=== TASK DETAILS ===
Go through the listing and pick out each line with the word "현대아파트" in it.

=== EXCERPTED DATA ===
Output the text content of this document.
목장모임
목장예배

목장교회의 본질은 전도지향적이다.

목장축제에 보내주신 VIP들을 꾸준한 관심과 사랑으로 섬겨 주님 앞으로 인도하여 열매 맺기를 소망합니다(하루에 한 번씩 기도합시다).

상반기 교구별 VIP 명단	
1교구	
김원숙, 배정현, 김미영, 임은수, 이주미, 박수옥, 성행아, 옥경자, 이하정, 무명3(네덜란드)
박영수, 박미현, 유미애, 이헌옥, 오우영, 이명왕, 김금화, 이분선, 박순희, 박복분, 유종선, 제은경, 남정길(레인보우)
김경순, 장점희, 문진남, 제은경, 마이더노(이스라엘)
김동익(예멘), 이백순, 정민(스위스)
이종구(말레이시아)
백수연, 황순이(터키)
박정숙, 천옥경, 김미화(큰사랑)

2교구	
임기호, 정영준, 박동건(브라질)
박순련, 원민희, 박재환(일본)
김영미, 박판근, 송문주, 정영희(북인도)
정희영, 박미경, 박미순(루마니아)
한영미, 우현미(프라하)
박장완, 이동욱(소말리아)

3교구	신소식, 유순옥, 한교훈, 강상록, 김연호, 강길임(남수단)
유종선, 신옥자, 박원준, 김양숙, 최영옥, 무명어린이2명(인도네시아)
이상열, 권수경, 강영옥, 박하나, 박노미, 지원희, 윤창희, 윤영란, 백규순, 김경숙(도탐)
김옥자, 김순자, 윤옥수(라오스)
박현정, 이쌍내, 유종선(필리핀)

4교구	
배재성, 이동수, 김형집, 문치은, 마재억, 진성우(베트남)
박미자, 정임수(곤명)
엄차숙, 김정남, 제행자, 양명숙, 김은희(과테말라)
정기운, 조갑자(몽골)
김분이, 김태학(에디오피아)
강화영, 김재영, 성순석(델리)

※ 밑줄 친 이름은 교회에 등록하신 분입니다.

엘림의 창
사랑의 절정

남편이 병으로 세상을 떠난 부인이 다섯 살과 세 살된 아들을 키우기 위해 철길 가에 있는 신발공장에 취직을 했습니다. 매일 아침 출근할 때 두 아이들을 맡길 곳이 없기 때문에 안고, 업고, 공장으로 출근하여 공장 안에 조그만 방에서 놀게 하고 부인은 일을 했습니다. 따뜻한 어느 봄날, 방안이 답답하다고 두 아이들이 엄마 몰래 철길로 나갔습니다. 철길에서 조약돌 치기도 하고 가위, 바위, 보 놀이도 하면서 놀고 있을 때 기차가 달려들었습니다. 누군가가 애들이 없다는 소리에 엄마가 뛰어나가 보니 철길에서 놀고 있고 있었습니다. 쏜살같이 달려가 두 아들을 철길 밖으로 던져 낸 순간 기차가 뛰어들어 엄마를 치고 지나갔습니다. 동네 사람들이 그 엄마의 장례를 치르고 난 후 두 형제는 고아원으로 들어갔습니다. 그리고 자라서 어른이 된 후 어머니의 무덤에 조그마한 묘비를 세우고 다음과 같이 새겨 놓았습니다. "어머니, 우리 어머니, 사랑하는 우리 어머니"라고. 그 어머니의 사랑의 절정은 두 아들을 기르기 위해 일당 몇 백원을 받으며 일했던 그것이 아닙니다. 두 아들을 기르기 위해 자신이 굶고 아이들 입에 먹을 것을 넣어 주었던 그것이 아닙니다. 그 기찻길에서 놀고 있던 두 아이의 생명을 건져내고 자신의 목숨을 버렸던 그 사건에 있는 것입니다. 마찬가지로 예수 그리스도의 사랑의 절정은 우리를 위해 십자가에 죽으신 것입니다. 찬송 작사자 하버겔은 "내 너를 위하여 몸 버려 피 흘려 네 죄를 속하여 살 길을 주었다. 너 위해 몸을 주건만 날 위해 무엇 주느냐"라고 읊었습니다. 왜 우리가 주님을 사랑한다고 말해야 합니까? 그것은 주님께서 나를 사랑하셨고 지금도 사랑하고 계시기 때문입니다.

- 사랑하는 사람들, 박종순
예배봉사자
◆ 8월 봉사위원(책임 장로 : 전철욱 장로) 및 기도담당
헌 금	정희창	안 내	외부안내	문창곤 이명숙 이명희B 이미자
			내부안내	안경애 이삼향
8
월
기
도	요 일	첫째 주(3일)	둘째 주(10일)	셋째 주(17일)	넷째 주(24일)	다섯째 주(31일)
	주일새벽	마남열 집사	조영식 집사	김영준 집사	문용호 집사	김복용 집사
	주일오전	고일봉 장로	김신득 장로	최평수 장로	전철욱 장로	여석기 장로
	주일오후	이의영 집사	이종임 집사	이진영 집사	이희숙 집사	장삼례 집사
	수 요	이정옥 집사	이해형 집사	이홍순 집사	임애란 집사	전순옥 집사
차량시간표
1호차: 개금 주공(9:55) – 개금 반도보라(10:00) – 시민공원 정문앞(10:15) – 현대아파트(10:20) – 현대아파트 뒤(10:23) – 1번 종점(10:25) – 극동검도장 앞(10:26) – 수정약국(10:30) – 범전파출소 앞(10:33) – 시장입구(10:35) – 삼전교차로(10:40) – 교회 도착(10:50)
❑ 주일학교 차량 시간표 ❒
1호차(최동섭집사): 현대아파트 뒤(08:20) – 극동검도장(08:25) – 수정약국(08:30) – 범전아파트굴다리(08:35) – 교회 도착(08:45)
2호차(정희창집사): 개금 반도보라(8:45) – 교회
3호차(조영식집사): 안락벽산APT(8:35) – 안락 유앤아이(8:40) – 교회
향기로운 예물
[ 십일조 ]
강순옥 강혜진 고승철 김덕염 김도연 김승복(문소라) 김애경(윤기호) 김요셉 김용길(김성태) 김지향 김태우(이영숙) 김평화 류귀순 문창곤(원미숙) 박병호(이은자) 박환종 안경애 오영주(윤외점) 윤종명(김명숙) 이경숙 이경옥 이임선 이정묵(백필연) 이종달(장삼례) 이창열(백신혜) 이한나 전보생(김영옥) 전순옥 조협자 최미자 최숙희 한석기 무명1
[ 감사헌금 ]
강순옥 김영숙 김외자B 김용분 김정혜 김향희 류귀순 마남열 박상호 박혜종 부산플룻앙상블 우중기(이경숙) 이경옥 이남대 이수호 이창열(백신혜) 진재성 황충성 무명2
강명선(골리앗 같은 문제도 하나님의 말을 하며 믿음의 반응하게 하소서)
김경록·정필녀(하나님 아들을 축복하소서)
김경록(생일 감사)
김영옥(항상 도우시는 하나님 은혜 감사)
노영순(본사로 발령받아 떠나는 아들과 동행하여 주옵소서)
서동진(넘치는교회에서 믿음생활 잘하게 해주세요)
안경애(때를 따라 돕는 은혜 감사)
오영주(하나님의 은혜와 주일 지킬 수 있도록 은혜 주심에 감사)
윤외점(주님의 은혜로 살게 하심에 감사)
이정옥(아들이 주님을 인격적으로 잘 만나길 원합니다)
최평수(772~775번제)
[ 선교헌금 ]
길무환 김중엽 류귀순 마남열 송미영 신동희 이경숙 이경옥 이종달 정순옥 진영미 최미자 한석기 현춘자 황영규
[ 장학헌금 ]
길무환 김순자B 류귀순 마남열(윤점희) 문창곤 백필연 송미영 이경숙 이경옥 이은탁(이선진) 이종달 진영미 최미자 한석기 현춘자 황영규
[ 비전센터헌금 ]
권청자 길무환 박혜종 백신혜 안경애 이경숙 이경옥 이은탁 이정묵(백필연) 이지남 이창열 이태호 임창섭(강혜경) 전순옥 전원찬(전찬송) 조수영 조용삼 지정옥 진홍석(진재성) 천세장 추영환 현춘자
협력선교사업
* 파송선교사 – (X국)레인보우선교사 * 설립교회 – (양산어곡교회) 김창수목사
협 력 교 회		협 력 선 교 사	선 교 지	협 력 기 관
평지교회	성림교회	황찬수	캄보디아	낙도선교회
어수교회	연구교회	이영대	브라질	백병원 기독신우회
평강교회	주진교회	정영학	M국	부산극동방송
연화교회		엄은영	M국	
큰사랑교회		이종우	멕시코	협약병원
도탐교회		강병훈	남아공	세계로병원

=== RESULT FOR THIS TASK ===
1호차: 개금 주공(9:55) – 개금 반도보라(10:00) – 시민공원 정문앞(10:15) – 현대아파트(10:20) – 현대아파트 뒤(10:23) – 1번 종점(10:25) – 극동검도장 앞(10:26) – 수정약국(10:30) – 범전파출소 앞(10:33) – 시장입구(10:35) – 삼전교차로(10:40) – 교회 도착(10:50)
1호차(최동섭집사): 현대아파트 뒤(08:20) – 극동검도장(08:25) – 수정약국(08:30) – 범전아파트굴다리(08:35) – 교회 도착(08:45)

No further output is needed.